== Exercise passage ==
To keep from drowning in noise, I always flip on my favorite filter. In Options -> Scan Options, I enable Verify Code Signatures and then hide Microsoft entries. This strips away the thousands of legitimate Windows components and leaves a concise list of third-party software. If a pink, unsigned entry points to a file living in a temporary path — such as AppData\Local\Temp— it’s almost always a strong indicator of malware trying to maintain persistence.
Process Monitor (ProcMon)
Drinking from the firehose to find the needle
When I’m dealing with a truly stealthy infection that refuses to stay dead, I stop being polite and reach for Process Monitor. This is the heavy artillery. It records real-time activity across the file system, Registry, and running processes, giving me a granular view of what the system is actually doing under the hood.
Fair warning, though: ProcMon is noisy. Like, hundreds-of-thousands-of-events-in-seconds noisy. I do not use it to casually browse. I use it to answer very specific, almost petty questions, like “What exact file is recreating this sketchy registry key every time I delete it?”
My little “assassin” routine starts with pausing the capture (Ctrl + E) as soon as the tool launches to stop the initial data flood. Then I select the Target icon from the toolbar and drag it onto a suspicious window or error message. Process Monitor automatically filters the event log to show only the activity tied to that process. From there, I can trace exactly which files it’s touching and where it’s attempting to stash its configuration data.
Sysmon (System Monitor)
Retrospective justice for midnight malware
The first four tools I covered above are great for catching things in the act, but what about the stuff that only happens when you are not looking? Malware is often context-aware, designed to go silent the moment it detects user activity.

== Task item ==
Please quote the malware-hunting passage word for word, from "Sysmon (System Monitor)" to "detects user activity.". Rely on the malware-hunting passage alone.

Page layout parsing rows
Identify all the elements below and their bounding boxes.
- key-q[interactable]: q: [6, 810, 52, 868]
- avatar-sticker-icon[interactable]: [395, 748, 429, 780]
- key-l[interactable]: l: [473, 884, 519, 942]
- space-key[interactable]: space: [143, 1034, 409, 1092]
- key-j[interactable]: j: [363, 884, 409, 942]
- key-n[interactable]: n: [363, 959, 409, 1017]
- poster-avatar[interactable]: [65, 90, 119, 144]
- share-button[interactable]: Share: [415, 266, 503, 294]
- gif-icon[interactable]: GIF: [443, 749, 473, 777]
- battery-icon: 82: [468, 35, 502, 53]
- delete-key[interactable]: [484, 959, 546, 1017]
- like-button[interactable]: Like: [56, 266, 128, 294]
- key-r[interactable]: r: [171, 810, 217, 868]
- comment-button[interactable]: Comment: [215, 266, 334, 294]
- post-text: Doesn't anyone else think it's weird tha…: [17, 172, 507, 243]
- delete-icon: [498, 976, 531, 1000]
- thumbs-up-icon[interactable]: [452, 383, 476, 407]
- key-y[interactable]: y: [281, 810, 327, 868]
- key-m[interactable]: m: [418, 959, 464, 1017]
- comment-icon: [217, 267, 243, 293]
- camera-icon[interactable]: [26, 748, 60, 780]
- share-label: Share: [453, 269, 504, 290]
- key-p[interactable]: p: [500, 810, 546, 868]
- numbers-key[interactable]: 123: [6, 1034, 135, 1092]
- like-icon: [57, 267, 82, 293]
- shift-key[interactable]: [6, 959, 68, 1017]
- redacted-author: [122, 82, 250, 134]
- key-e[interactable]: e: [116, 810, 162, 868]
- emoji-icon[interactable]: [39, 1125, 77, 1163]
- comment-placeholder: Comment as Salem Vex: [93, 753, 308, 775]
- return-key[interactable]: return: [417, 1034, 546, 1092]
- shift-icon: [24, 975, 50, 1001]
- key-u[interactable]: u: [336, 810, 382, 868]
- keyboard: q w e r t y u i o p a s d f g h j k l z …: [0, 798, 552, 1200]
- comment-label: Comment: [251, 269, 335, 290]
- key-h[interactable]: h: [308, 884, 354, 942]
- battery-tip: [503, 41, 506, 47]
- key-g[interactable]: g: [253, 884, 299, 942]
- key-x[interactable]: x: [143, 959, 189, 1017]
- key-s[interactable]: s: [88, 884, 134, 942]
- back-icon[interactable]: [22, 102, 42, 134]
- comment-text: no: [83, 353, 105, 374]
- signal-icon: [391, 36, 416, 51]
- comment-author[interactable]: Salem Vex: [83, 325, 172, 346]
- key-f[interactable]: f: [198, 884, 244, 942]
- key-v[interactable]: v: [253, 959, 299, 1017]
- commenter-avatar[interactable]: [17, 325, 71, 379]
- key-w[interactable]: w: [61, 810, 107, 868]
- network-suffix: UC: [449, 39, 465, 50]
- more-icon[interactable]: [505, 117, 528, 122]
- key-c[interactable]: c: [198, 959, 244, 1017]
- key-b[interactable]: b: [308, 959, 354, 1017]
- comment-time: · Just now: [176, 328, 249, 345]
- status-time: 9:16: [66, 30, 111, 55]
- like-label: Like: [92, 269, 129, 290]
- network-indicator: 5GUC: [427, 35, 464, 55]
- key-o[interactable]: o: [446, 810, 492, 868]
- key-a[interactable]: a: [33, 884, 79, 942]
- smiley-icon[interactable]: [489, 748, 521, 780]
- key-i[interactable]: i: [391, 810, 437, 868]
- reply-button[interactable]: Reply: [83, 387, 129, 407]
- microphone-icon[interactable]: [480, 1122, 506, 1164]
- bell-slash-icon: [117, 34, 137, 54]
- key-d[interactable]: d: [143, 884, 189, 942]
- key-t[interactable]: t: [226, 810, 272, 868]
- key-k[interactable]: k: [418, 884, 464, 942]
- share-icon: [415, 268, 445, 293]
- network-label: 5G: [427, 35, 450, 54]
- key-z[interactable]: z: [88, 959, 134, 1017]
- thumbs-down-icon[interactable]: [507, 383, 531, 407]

== Response area ==
Sysmon (System Monitor)
Retrospective justice for midnight malware
The first four tools I covered above are great for catching things in the act, but what about the stuff that only happens when you are not looking? Malware is often context-aware, designed to go silent the moment it detects user activity.